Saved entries
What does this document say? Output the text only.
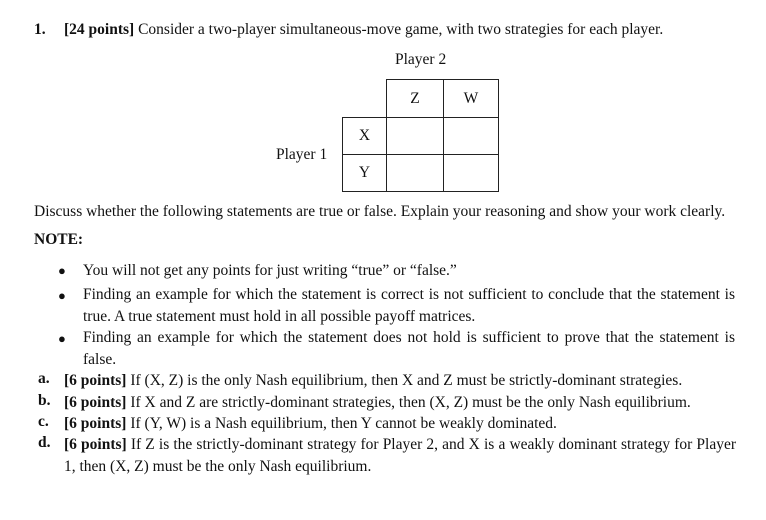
1. [24 points] Consider a two-player simultaneous-move game, with two strategies for each player.
Player 2
Player 1
Z	W
X		
Y		
Discuss whether the following statements are true or false. Explain your reasoning and show your work clearly.
NOTE:
● You will not get any points for just writing “true” or “false.”
● Finding an example for which the statement is correct is not sufficient to conclude that the statement is true. A true statement must hold in all possible payoff matrices.
● Finding an example for which the statement does not hold is sufficient to prove that the statement is false.
a. [6 points] If (X, Z) is the only Nash equilibrium, then X and Z must be strictly-dominant strategies.
b. [6 points] If X and Z are strictly-dominant strategies, then (X, Z) must be the only Nash equilibrium.
c. [6 points] If (Y, W) is a Nash equilibrium, then Y cannot be weakly dominated.
d. [6 points] If Z is the strictly-dominant strategy for Player 2, and X is a weakly dominant strategy for Player 1, then (X, Z) must be the only Nash equilibrium.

What the task asks
Find the string "strategies" in the entries above and return each line that holds it.

Exercise solution
1. [24 points] Consider a two-player simultaneous-move game, with two strategies for each player.
a. [6 points] If (X, Z) is the only Nash equilibrium, then X and Z must be strictly-dominant strategies.
b. [6 points] If X and Z are strictly-dominant strategies, then (X, Z) must be the only Nash equilibrium.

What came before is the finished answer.